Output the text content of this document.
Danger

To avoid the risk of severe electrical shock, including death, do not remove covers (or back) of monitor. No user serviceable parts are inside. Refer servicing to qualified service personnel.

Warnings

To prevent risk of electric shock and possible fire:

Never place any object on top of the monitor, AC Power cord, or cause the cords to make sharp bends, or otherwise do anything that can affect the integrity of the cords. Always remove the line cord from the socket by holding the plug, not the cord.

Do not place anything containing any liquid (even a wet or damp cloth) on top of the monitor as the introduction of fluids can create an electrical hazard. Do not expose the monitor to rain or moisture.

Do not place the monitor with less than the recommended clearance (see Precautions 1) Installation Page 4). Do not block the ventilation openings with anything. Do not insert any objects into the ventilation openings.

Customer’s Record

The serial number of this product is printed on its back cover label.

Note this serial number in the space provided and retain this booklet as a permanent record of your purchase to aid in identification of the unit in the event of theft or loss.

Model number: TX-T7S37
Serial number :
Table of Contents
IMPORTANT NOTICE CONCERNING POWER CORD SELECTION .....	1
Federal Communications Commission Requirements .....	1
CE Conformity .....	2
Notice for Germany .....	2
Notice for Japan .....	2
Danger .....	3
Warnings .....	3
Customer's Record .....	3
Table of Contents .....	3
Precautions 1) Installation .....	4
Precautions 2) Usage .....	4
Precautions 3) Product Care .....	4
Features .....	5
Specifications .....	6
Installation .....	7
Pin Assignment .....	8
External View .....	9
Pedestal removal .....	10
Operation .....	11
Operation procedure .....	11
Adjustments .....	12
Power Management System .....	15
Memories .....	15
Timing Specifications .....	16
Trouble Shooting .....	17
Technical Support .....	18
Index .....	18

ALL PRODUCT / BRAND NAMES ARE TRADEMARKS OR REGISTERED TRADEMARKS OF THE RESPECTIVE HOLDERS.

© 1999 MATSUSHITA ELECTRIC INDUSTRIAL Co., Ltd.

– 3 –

→ **Stated goal**
All lines above with "Specifications" in them should be returned.

→ **Exercise response**
Specifications .....	6
Timing Specifications .....	16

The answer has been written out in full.